> [Directive] In the records below, find the line with "OCR this image." and repeat it and every line after it, exactly, without any pictures.

> [Task data]
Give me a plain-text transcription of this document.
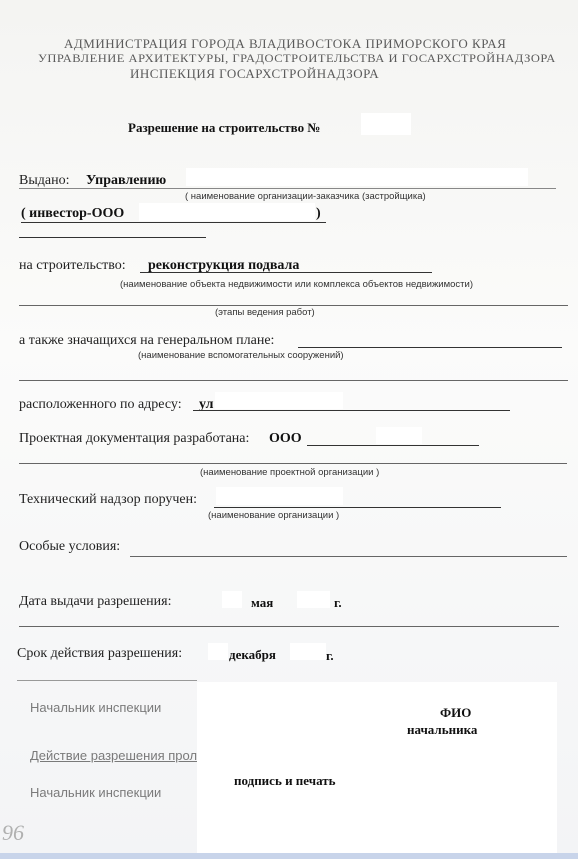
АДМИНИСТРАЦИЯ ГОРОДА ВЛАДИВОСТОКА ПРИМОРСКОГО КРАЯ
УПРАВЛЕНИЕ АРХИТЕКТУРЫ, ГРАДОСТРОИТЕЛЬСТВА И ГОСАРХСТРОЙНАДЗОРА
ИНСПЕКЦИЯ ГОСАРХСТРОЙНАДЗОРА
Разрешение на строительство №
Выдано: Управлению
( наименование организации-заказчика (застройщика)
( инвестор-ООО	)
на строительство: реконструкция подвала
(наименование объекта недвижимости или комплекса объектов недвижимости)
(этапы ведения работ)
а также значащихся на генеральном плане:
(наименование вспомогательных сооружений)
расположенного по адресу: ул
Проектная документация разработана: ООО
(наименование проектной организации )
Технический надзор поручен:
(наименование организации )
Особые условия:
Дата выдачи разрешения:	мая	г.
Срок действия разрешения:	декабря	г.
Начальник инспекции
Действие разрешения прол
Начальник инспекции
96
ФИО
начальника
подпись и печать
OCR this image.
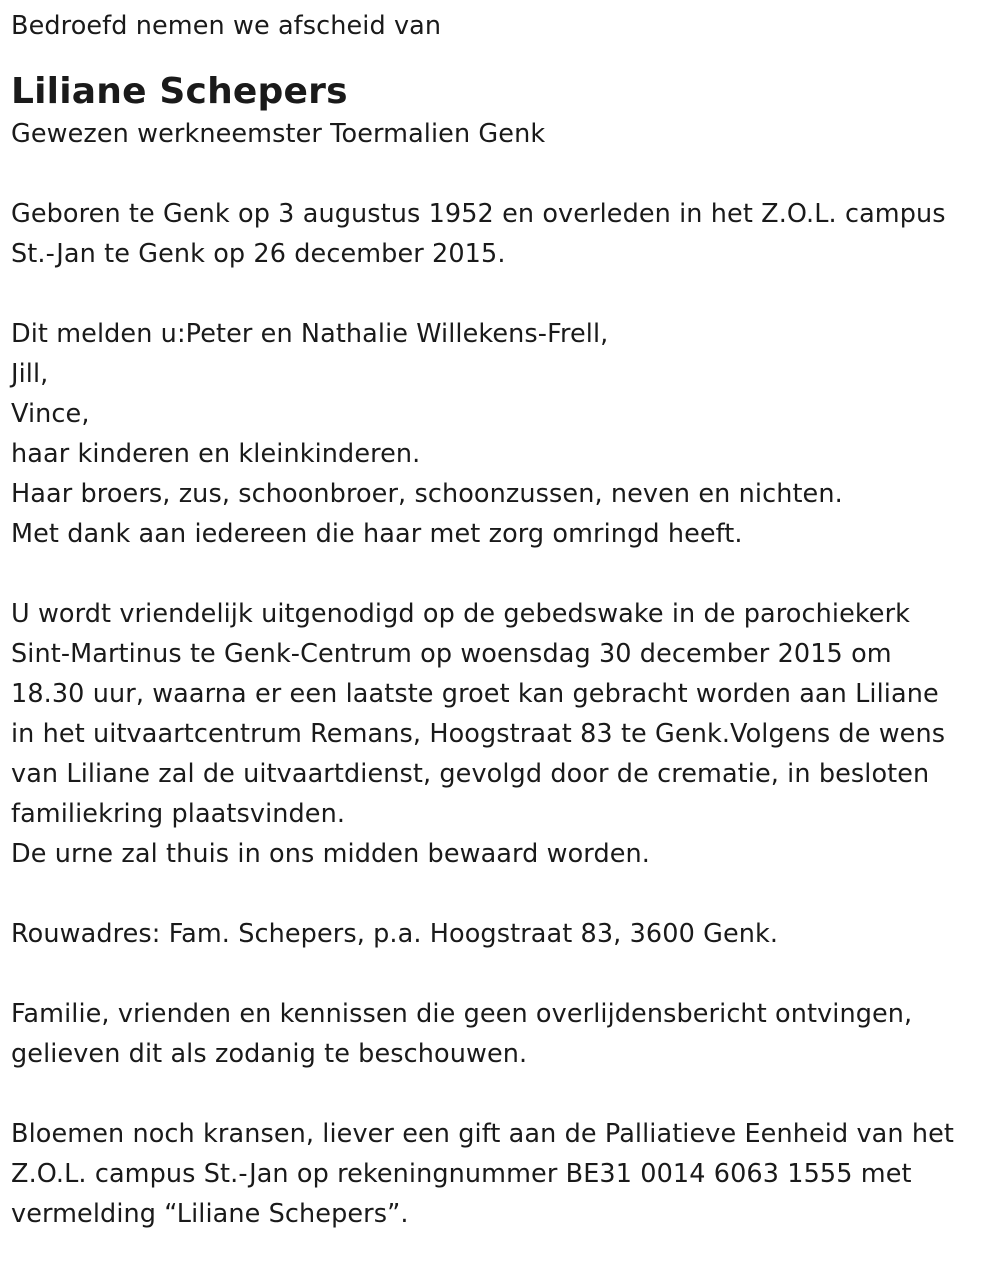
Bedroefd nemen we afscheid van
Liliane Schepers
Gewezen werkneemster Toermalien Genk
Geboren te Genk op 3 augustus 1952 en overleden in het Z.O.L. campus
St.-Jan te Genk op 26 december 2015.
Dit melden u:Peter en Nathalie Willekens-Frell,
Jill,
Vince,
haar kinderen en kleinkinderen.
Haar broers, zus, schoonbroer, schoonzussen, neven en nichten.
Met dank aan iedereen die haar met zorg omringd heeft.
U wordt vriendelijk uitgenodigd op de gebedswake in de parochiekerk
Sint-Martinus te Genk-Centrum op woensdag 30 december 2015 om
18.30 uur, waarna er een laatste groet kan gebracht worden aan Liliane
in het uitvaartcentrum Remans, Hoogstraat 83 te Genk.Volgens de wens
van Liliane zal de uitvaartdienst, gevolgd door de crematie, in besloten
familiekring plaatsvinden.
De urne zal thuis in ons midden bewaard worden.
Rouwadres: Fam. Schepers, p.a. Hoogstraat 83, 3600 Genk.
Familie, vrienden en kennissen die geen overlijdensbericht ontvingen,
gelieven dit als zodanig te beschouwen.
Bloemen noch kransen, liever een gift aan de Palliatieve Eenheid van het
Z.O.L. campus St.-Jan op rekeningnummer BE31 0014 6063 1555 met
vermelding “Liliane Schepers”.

> [Task result]
OCR this image.
Bedroefd nemen we afscheid van
Liliane Schepers
Gewezen werkneemster Toermalien Genk
Geboren te Genk op 3 augustus 1952 en overleden in het Z.O.L. campus
St.-Jan te Genk op 26 december 2015.
Dit melden u:Peter en Nathalie Willekens-Frell,
Jill,
Vince,
haar kinderen en kleinkinderen.
Haar broers, zus, schoonbroer, schoonzussen, neven en nichten.
Met dank aan iedereen die haar met zorg omringd heeft.
U wordt vriendelijk uitgenodigd op de gebedswake in de parochiekerk
Sint-Martinus te Genk-Centrum op woensdag 30 december 2015 om
18.30 uur, waarna er een laatste groet kan gebracht worden aan Liliane
in het uitvaartcentrum Remans, Hoogstraat 83 te Genk.Volgens de wens
van Liliane zal de uitvaartdienst, gevolgd door de crematie, in besloten
familiekring plaatsvinden.
De urne zal thuis in ons midden bewaard worden.
Rouwadres: Fam. Schepers, p.a. Hoogstraat 83, 3600 Genk.
Familie, vrienden en kennissen die geen overlijdensbericht ontvingen,
gelieven dit als zodanig te beschouwen.
Bloemen noch kransen, liever een gift aan de Palliatieve Eenheid van het
Z.O.L. campus St.-Jan op rekeningnummer BE31 0014 6063 1555 met
vermelding “Liliane Schepers”.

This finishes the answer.